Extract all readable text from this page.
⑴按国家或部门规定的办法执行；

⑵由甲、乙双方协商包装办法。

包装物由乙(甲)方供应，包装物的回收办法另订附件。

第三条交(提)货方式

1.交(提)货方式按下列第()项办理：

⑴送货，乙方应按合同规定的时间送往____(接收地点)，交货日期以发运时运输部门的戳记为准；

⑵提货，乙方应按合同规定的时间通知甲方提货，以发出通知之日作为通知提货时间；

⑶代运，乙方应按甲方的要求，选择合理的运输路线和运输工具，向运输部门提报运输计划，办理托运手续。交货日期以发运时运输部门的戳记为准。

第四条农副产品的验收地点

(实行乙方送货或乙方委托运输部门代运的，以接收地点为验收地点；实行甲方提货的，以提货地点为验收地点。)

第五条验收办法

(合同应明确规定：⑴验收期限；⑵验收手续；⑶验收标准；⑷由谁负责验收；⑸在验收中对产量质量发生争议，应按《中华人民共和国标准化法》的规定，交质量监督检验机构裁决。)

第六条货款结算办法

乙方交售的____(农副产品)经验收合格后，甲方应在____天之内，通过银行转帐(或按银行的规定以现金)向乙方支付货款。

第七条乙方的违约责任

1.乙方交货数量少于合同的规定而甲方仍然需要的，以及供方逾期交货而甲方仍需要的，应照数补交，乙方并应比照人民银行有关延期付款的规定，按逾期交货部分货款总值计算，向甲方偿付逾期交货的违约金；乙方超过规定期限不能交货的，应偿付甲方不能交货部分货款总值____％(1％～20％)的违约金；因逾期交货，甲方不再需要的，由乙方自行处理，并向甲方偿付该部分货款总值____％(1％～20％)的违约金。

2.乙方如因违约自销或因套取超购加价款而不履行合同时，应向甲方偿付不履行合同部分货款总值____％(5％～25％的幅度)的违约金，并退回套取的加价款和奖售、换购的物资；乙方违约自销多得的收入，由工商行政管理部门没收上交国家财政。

=-=-=-=-=

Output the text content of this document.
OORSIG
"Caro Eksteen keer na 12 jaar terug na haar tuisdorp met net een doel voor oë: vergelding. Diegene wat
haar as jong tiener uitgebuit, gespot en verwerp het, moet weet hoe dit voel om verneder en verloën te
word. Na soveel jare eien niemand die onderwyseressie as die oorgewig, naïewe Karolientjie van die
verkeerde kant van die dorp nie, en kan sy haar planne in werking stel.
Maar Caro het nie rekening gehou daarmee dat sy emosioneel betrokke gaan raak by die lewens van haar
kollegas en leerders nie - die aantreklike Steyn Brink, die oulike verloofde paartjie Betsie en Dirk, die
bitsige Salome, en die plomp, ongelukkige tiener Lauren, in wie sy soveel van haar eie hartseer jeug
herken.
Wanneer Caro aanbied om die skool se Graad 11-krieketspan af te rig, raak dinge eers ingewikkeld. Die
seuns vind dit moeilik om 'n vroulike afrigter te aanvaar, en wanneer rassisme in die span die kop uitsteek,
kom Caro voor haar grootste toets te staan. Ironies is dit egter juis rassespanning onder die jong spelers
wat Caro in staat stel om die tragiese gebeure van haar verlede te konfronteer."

=-=-=-=-=

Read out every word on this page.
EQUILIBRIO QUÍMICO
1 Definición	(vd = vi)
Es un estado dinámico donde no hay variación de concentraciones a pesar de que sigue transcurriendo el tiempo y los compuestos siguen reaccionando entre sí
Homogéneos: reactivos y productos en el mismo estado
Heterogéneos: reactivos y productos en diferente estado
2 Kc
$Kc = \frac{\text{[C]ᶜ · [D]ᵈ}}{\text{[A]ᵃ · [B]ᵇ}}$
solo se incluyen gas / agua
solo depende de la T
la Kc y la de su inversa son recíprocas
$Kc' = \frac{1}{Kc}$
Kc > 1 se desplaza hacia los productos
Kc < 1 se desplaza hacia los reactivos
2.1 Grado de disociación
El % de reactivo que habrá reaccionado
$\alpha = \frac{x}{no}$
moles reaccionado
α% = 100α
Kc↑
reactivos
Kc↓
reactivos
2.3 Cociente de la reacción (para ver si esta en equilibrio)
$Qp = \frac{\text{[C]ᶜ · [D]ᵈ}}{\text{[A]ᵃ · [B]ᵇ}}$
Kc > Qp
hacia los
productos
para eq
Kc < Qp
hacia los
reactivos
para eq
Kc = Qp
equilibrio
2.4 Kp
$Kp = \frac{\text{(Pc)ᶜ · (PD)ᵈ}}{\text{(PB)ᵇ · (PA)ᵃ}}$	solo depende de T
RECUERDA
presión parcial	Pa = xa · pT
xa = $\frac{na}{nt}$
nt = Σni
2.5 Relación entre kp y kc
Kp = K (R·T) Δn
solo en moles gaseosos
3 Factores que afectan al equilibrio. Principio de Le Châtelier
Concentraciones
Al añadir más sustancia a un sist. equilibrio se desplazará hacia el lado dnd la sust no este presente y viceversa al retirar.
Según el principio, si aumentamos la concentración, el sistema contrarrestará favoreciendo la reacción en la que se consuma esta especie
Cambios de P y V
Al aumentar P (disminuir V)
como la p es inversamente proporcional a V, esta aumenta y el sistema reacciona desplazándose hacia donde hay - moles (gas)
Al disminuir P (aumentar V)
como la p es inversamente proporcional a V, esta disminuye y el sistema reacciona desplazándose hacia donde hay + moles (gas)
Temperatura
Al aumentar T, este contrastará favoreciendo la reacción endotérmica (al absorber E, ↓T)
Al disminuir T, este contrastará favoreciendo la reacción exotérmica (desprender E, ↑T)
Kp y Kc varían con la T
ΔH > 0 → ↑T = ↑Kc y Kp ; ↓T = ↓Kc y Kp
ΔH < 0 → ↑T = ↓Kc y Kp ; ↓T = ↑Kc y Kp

=-=-=-=-=

◆ SHORT PROBLEM: Gather each line in the entries above where the string "stel" is found.

◆ RESPONSE TO THE TASK:
verkeerde kant van die dorp nie, en kan sy haar planne in werking stel.
wat Caro in staat stel om die tragiese gebeure van haar verlede te konfronteer."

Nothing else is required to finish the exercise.